[Data records]
↓↓↓

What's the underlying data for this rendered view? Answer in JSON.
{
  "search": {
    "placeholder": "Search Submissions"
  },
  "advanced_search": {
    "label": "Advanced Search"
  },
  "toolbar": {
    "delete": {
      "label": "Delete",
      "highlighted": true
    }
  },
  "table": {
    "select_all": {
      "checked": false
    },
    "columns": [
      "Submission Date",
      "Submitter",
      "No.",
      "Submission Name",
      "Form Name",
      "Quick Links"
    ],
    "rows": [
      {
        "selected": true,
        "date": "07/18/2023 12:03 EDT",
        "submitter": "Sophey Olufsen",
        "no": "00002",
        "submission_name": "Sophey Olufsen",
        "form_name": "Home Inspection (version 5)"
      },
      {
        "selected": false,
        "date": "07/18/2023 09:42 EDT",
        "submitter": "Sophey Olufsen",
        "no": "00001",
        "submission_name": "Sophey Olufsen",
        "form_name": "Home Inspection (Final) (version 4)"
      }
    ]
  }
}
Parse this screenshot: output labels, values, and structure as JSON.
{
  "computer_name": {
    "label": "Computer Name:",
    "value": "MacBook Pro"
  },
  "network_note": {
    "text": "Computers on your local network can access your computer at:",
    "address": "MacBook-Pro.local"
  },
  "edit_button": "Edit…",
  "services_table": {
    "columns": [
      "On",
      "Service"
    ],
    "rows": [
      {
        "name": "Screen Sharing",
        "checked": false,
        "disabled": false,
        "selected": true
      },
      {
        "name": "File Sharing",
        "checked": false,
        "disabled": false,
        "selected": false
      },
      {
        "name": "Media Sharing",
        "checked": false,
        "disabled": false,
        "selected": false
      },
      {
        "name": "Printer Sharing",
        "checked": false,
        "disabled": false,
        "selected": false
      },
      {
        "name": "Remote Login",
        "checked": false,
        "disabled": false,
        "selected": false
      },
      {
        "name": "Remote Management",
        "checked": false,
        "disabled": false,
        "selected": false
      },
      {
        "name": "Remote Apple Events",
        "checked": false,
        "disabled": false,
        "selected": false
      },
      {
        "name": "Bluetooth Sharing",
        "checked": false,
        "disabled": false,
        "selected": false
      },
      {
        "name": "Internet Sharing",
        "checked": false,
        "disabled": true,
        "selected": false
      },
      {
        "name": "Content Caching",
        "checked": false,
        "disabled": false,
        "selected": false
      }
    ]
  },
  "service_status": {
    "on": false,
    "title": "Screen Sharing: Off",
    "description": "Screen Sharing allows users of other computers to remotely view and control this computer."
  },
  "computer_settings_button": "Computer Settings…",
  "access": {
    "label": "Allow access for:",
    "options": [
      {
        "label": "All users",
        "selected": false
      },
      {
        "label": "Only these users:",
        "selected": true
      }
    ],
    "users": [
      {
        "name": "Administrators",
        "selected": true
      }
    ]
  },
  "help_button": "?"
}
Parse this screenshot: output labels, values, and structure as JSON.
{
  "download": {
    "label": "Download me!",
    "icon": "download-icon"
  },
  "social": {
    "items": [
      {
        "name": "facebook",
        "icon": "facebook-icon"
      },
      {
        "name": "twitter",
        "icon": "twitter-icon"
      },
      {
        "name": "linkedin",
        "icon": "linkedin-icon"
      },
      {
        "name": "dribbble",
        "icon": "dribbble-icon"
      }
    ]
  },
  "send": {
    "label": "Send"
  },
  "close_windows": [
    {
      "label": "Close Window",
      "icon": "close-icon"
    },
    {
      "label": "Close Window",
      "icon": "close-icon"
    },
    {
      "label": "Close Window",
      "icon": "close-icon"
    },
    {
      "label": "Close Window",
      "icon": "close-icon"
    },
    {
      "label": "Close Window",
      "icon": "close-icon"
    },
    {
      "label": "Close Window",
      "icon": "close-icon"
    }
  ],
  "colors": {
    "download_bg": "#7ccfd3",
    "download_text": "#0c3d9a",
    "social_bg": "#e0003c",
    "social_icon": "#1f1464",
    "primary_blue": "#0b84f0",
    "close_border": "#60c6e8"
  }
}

↑↑↑

> [Goal]: Would you give the material above again, complete and exact?

> [Full response]:
What's the underlying data for this rendered view? Answer in JSON.
{
  "search": {
    "placeholder": "Search Submissions"
  },
  "advanced_search": {
    "label": "Advanced Search"
  },
  "toolbar": {
    "delete": {
      "label": "Delete",
      "highlighted": true
    }
  },
  "table": {
    "select_all": {
      "checked": false
    },
    "columns": [
      "Submission Date",
      "Submitter",
      "No.",
      "Submission Name",
      "Form Name",
      "Quick Links"
    ],
    "rows": [
      {
        "selected": true,
        "date": "07/18/2023 12:03 EDT",
        "submitter": "Sophey Olufsen",
        "no": "00002",
        "submission_name": "Sophey Olufsen",
        "form_name": "Home Inspection (version 5)"
      },
      {
        "selected": false,
        "date": "07/18/2023 09:42 EDT",
        "submitter": "Sophey Olufsen",
        "no": "00001",
        "submission_name": "Sophey Olufsen",
        "form_name": "Home Inspection (Final) (version 4)"
      }
    ]
  }
}
Parse this screenshot: output labels, values, and structure as JSON.
{
  "computer_name": {
    "label": "Computer Name:",
    "value": "MacBook Pro"
  },
  "network_note": {
    "text": "Computers on your local network can access your computer at:",
    "address": "MacBook-Pro.local"
  },
  "edit_button": "Edit…",
  "services_table": {
    "columns": [
      "On",
      "Service"
    ],
    "rows": [
      {
        "name": "Screen Sharing",
        "checked": false,
        "disabled": false,
        "selected": true
      },
      {
        "name": "File Sharing",
        "checked": false,
        "disabled": false,
        "selected": false
      },
      {
        "name": "Media Sharing",
        "checked": false,
        "disabled": false,
        "selected": false
      },
      {
        "name": "Printer Sharing",
        "checked": false,
        "disabled": false,
        "selected": false
      },
      {
        "name": "Remote Login",
        "checked": false,
        "disabled": false,
        "selected": false
      },
      {
        "name": "Remote Management",
        "checked": false,
        "disabled": false,
        "selected": false
      },
      {
        "name": "Remote Apple Events",
        "checked": false,
        "disabled": false,
        "selected": false
      },
      {
        "name": "Bluetooth Sharing",
        "checked": false,
        "disabled": false,
        "selected": false
      },
      {
        "name": "Internet Sharing",
        "checked": false,
        "disabled": true,
        "selected": false
      },
      {
        "name": "Content Caching",
        "checked": false,
        "disabled": false,
        "selected": false
      }
    ]
  },
  "service_status": {
    "on": false,
    "title": "Screen Sharing: Off",
    "description": "Screen Sharing allows users of other computers to remotely view and control this computer."
  },
  "computer_settings_button": "Computer Settings…",
  "access": {
    "label": "Allow access for:",
    "options": [
      {
        "label": "All users",
        "selected": false
      },
      {
        "label": "Only these users:",
        "selected": true
      }
    ],
    "users": [
      {
        "name": "Administrators",
        "selected": true
      }
    ]
  },
  "help_button": "?"
}
Parse this screenshot: output labels, values, and structure as JSON.
{
  "download": {
    "label": "Download me!",
    "icon": "download-icon"
  },
  "social": {
    "items": [
      {
        "name": "facebook",
        "icon": "facebook-icon"
      },
      {
        "name": "twitter",
        "icon": "twitter-icon"
      },
      {
        "name": "linkedin",
        "icon": "linkedin-icon"
      },
      {
        "name": "dribbble",
        "icon": "dribbble-icon"
      }
    ]
  },
  "send": {
    "label": "Send"
  },
  "close_windows": [
    {
      "label": "Close Window",
      "icon": "close-icon"
    },
    {
      "label": "Close Window",
      "icon": "close-icon"
    },
    {
      "label": "Close Window",
      "icon": "close-icon"
    },
    {
      "label": "Close Window",
      "icon": "close-icon"
    },
    {
      "label": "Close Window",
      "icon": "close-icon"
    },
    {
      "label": "Close Window",
      "icon": "close-icon"
    }
  ],
  "colors": {
    "download_bg": "#7ccfd3",
    "download_text": "#0c3d9a",
    "social_bg": "#e0003c",
    "social_icon": "#1f1464",
    "primary_blue": "#0b84f0",
    "close_border": "#60c6e8"
  }
}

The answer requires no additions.